**DIRECTION:**
Report how many lines contain "document". The answer is a single number.

** Begin **

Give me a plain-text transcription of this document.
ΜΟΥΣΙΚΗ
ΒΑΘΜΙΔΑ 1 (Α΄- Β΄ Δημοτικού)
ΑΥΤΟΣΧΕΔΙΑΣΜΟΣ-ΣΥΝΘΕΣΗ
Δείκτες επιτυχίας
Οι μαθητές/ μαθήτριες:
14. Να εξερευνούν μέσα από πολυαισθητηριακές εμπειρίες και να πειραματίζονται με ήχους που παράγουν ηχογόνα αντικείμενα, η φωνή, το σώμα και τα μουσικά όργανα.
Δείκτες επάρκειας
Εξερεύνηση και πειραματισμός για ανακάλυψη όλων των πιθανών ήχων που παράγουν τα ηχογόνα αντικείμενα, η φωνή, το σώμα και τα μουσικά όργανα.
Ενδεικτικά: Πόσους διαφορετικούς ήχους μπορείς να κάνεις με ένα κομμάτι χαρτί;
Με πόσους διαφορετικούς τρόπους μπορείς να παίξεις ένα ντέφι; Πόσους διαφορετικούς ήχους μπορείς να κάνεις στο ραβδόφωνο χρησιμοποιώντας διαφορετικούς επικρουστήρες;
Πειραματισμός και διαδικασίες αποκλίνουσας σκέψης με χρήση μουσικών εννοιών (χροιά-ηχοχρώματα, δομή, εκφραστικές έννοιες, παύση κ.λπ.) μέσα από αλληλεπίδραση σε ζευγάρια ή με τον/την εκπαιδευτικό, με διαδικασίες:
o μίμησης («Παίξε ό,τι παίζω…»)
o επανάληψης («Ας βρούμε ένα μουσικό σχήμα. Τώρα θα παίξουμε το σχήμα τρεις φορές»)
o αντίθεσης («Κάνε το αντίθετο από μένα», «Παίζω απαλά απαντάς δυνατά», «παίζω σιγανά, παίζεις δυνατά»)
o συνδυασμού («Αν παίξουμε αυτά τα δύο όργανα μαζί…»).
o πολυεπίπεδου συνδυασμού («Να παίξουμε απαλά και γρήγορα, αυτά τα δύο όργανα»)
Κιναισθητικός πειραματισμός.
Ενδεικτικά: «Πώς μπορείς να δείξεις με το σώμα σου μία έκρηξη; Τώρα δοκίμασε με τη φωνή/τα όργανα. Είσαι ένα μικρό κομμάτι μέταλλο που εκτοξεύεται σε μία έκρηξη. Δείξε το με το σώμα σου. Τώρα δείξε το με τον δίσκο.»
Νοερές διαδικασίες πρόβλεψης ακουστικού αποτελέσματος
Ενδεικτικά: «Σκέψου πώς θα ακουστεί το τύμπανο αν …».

** End **
** Begin **

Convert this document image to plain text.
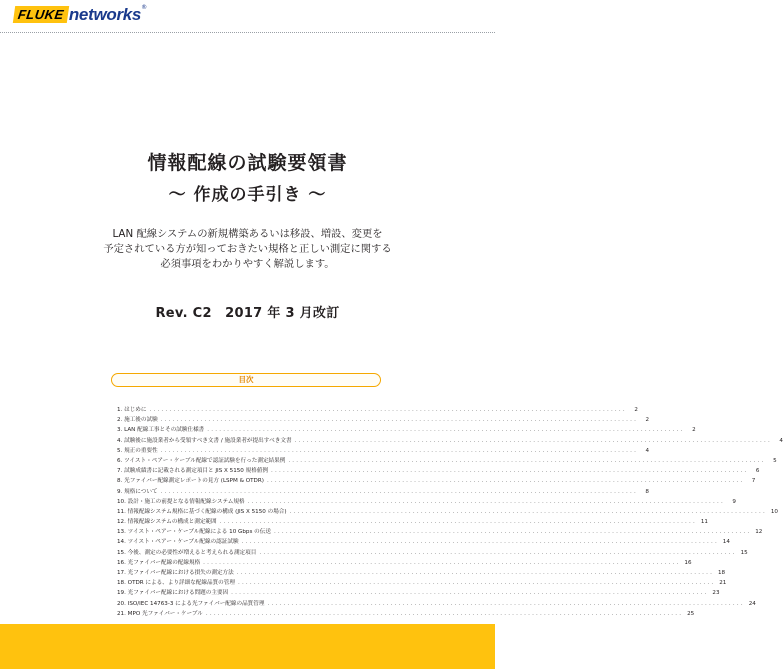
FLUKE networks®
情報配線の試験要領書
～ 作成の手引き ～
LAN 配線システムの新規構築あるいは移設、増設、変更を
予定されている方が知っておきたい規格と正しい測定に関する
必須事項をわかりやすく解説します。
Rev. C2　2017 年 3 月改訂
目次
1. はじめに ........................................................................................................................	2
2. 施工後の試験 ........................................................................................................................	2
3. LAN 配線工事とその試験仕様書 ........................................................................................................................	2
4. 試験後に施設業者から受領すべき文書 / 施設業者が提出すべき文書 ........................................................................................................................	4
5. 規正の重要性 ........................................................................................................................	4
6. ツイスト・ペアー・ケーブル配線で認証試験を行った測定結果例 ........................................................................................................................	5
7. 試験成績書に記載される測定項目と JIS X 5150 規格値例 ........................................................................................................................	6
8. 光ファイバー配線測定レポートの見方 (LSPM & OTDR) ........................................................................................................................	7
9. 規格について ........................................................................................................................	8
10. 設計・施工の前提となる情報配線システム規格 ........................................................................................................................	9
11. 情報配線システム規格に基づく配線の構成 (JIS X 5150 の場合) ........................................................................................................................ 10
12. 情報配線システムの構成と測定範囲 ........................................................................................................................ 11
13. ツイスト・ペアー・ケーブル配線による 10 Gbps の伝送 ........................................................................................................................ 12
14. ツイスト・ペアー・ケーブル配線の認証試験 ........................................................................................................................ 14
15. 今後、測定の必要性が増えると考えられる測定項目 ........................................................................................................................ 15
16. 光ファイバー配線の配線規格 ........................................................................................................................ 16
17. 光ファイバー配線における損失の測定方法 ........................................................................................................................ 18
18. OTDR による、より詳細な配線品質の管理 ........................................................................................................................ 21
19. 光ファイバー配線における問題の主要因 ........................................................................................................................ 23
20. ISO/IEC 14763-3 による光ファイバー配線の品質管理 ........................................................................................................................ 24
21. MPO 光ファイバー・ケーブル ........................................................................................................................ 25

** End **
** Begin **

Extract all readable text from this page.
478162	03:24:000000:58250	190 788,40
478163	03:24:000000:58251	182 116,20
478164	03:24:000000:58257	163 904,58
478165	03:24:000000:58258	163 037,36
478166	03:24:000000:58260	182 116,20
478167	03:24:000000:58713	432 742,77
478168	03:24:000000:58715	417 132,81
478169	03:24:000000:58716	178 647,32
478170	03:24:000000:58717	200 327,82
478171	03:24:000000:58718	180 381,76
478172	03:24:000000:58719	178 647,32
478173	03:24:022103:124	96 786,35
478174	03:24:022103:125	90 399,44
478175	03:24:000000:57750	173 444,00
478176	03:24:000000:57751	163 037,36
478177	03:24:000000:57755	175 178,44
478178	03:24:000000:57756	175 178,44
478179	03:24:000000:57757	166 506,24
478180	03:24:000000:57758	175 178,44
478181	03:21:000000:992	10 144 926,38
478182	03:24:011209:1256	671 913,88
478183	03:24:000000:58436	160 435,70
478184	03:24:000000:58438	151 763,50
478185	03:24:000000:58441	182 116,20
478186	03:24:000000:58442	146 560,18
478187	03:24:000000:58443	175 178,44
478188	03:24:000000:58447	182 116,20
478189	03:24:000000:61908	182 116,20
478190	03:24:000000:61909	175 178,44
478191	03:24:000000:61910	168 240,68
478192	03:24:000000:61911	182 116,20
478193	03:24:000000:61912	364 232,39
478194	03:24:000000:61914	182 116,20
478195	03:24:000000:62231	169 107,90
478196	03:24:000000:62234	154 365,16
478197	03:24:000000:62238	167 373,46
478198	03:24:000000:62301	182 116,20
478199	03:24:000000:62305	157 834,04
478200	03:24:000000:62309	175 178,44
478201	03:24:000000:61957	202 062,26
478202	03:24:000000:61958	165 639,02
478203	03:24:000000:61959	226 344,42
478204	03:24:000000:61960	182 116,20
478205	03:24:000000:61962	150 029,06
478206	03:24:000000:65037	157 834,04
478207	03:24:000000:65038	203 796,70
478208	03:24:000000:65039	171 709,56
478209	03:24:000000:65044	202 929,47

** End **

**THE SOLUTION:**
2